### Work required
Reproduce each line exactly.

(Stored data)

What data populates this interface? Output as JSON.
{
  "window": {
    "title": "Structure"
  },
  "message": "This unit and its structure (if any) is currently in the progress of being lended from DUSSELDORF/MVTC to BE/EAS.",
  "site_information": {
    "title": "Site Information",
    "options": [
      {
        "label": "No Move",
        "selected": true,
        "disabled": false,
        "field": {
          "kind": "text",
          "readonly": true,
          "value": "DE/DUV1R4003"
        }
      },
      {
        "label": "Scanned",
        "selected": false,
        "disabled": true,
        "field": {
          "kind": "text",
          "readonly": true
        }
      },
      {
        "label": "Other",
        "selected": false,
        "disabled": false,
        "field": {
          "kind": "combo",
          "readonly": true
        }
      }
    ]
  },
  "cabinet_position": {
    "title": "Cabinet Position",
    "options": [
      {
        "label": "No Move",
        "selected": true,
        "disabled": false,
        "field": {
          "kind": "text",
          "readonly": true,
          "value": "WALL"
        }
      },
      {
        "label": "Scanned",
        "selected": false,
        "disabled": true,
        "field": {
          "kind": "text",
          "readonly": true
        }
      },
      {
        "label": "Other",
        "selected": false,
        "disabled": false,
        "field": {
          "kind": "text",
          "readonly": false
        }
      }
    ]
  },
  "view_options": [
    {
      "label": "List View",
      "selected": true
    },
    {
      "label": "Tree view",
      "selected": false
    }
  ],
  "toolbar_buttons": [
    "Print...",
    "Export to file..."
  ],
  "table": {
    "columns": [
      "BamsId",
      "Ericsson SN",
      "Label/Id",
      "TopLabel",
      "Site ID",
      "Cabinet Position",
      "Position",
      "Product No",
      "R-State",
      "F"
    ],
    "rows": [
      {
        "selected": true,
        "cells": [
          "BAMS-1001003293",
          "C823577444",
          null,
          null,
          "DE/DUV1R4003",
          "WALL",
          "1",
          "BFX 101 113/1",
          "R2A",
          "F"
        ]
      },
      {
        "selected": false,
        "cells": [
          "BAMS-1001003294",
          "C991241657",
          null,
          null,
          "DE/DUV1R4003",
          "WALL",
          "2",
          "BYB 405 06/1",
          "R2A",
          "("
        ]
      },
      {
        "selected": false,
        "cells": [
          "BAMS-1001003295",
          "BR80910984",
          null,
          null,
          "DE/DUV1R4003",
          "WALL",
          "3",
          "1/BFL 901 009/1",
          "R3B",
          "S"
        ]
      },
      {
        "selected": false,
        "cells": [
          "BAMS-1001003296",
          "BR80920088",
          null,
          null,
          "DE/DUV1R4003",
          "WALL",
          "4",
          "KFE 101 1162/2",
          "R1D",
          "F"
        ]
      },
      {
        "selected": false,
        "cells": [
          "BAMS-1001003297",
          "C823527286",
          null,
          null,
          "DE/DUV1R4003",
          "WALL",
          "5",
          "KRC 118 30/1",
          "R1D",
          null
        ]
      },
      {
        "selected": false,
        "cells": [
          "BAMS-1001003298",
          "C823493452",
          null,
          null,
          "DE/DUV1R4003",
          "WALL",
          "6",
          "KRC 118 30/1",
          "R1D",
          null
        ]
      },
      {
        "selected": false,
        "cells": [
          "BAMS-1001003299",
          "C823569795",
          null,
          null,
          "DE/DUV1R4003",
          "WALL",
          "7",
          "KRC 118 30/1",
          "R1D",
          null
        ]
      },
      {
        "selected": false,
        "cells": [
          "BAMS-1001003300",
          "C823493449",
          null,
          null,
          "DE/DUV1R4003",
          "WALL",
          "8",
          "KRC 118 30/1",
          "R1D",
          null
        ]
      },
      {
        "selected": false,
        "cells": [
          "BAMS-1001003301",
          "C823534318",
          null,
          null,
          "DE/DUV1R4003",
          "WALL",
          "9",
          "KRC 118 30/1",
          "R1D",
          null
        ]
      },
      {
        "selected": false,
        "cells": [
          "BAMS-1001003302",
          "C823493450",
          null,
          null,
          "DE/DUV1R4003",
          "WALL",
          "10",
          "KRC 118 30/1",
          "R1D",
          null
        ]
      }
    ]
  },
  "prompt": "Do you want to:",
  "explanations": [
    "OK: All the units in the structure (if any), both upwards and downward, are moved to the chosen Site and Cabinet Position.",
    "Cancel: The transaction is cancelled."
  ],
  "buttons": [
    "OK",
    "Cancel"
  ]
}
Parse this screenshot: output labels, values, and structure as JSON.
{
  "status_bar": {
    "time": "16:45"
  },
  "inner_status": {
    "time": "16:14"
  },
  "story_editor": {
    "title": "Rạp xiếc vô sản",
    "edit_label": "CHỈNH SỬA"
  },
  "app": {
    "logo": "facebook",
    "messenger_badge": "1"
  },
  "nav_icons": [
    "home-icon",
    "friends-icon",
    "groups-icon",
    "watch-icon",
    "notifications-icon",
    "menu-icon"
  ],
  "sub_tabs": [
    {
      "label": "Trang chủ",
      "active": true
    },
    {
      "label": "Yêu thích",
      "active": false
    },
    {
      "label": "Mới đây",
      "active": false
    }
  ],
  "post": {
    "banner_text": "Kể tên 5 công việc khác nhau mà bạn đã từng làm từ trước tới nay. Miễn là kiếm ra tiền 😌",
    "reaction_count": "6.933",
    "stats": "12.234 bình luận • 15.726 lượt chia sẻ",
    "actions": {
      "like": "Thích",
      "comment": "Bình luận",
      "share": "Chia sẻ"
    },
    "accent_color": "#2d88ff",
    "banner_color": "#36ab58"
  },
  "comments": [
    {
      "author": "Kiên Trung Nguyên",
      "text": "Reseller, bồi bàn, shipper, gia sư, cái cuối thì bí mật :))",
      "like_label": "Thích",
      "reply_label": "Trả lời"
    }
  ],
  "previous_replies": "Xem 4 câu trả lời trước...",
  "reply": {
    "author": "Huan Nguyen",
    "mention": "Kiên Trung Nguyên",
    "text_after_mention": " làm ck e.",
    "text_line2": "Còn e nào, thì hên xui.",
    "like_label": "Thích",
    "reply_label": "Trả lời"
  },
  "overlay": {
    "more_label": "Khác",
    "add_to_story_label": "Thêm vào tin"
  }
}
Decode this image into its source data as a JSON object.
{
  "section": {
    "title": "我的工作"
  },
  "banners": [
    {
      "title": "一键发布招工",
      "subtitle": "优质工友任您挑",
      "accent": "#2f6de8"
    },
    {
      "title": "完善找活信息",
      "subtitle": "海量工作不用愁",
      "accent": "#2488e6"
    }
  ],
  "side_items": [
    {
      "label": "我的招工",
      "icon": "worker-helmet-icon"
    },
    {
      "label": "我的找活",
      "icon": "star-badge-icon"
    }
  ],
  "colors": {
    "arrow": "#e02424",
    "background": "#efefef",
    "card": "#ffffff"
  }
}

### Finished task
What data populates this interface? Output as JSON.
{
  "window": {
    "title": "Structure"
  },
  "message": "This unit and its structure (if any) is currently in the progress of being lended from DUSSELDORF/MVTC to BE/EAS.",
  "site_information": {
    "title": "Site Information",
    "options": [
      {
        "label": "No Move",
        "selected": true,
        "disabled": false,
        "field": {
          "kind": "text",
          "readonly": true,
          "value": "DE/DUV1R4003"
        }
      },
      {
        "label": "Scanned",
        "selected": false,
        "disabled": true,
        "field": {
          "kind": "text",
          "readonly": true
        }
      },
      {
        "label": "Other",
        "selected": false,
        "disabled": false,
        "field": {
          "kind": "combo",
          "readonly": true
        }
      }
    ]
  },
  "cabinet_position": {
    "title": "Cabinet Position",
    "options": [
      {
        "label": "No Move",
        "selected": true,
        "disabled": false,
        "field": {
          "kind": "text",
          "readonly": true,
          "value": "WALL"
        }
      },
      {
        "label": "Scanned",
        "selected": false,
        "disabled": true,
        "field": {
          "kind": "text",
          "readonly": true
        }
      },
      {
        "label": "Other",
        "selected": false,
        "disabled": false,
        "field": {
          "kind": "text",
          "readonly": false
        }
      }
    ]
  },
  "view_options": [
    {
      "label": "List View",
      "selected": true
    },
    {
      "label": "Tree view",
      "selected": false
    }
  ],
  "toolbar_buttons": [
    "Print...",
    "Export to file..."
  ],
  "table": {
    "columns": [
      "BamsId",
      "Ericsson SN",
      "Label/Id",
      "TopLabel",
      "Site ID",
      "Cabinet Position",
      "Position",
      "Product No",
      "R-State",
      "F"
    ],
    "rows": [
      {
        "selected": true,
        "cells": [
          "BAMS-1001003293",
          "C823577444",
          null,
          null,
          "DE/DUV1R4003",
          "WALL",
          "1",
          "BFX 101 113/1",
          "R2A",
          "F"
        ]
      },
      {
        "selected": false,
        "cells": [
          "BAMS-1001003294",
          "C991241657",
          null,
          null,
          "DE/DUV1R4003",
          "WALL",
          "2",
          "BYB 405 06/1",
          "R2A",
          "("
        ]
      },
      {
        "selected": false,
        "cells": [
          "BAMS-1001003295",
          "BR80910984",
          null,
          null,
          "DE/DUV1R4003",
          "WALL",
          "3",
          "1/BFL 901 009/1",
          "R3B",
          "S"
        ]
      },
      {
        "selected": false,
        "cells": [
          "BAMS-1001003296",
          "BR80920088",
          null,
          null,
          "DE/DUV1R4003",
          "WALL",
          "4",
          "KFE 101 1162/2",
          "R1D",
          "F"
        ]
      },
      {
        "selected": false,
        "cells": [
          "BAMS-1001003297",
          "C823527286",
          null,
          null,
          "DE/DUV1R4003",
          "WALL",
          "5",
          "KRC 118 30/1",
          "R1D",
          null
        ]
      },
      {
        "selected": false,
        "cells": [
          "BAMS-1001003298",
          "C823493452",
          null,
          null,
          "DE/DUV1R4003",
          "WALL",
          "6",
          "KRC 118 30/1",
          "R1D",
          null
        ]
      },
      {
        "selected": false,
        "cells": [
          "BAMS-1001003299",
          "C823569795",
          null,
          null,
          "DE/DUV1R4003",
          "WALL",
          "7",
          "KRC 118 30/1",
          "R1D",
          null
        ]
      },
      {
        "selected": false,
        "cells": [
          "BAMS-1001003300",
          "C823493449",
          null,
          null,
          "DE/DUV1R4003",
          "WALL",
          "8",
          "KRC 118 30/1",
          "R1D",
          null
        ]
      },
      {
        "selected": false,
        "cells": [
          "BAMS-1001003301",
          "C823534318",
          null,
          null,
          "DE/DUV1R4003",
          "WALL",
          "9",
          "KRC 118 30/1",
          "R1D",
          null
        ]
      },
      {
        "selected": false,
        "cells": [
          "BAMS-1001003302",
          "C823493450",
          null,
          null,
          "DE/DUV1R4003",
          "WALL",
          "10",
          "KRC 118 30/1",
          "R1D",
          null
        ]
      }
    ]
  },
  "prompt": "Do you want to:",
  "explanations": [
    "OK: All the units in the structure (if any), both upwards and downward, are moved to the chosen Site and Cabinet Position.",
    "Cancel: The transaction is cancelled."
  ],
  "buttons": [
    "OK",
    "Cancel"
  ]
}
Parse this screenshot: output labels, values, and structure as JSON.
{
  "status_bar": {
    "time": "16:45"
  },
  "inner_status": {
    "time": "16:14"
  },
  "story_editor": {
    "title": "Rạp xiếc vô sản",
    "edit_label": "CHỈNH SỬA"
  },
  "app": {
    "logo": "facebook",
    "messenger_badge": "1"
  },
  "nav_icons": [
    "home-icon",
    "friends-icon",
    "groups-icon",
    "watch-icon",
    "notifications-icon",
    "menu-icon"
  ],
  "sub_tabs": [
    {
      "label": "Trang chủ",
      "active": true
    },
    {
      "label": "Yêu thích",
      "active": false
    },
    {
      "label": "Mới đây",
      "active": false
    }
  ],
  "post": {
    "banner_text": "Kể tên 5 công việc khác nhau mà bạn đã từng làm từ trước tới nay. Miễn là kiếm ra tiền 😌",
    "reaction_count": "6.933",
    "stats": "12.234 bình luận • 15.726 lượt chia sẻ",
    "actions": {
      "like": "Thích",
      "comment": "Bình luận",
      "share": "Chia sẻ"
    },
    "accent_color": "#2d88ff",
    "banner_color": "#36ab58"
  },
  "comments": [
    {
      "author": "Kiên Trung Nguyên",
      "text": "Reseller, bồi bàn, shipper, gia sư, cái cuối thì bí mật :))",
      "like_label": "Thích",
      "reply_label": "Trả lời"
    }
  ],
  "previous_replies": "Xem 4 câu trả lời trước...",
  "reply": {
    "author": "Huan Nguyen",
    "mention": "Kiên Trung Nguyên",
    "text_after_mention": " làm ck e.",
    "text_line2": "Còn e nào, thì hên xui.",
    "like_label": "Thích",
    "reply_label": "Trả lời"
  },
  "overlay": {
    "more_label": "Khác",
    "add_to_story_label": "Thêm vào tin"
  }
}
Decode this image into its source data as a JSON object.
{
  "section": {
    "title": "我的工作"
  },
  "banners": [
    {
      "title": "一键发布招工",
      "subtitle": "优质工友任您挑",
      "accent": "#2f6de8"
    },
    {
      "title": "完善找活信息",
      "subtitle": "海量工作不用愁",
      "accent": "#2488e6"
    }
  ],
  "side_items": [
    {
      "label": "我的招工",
      "icon": "worker-helmet-icon"
    },
    {
      "label": "我的找活",
      "icon": "star-badge-icon"
    }
  ],
  "colors": {
    "arrow": "#e02424",
    "background": "#efefef",
    "card": "#ffffff"
  }
}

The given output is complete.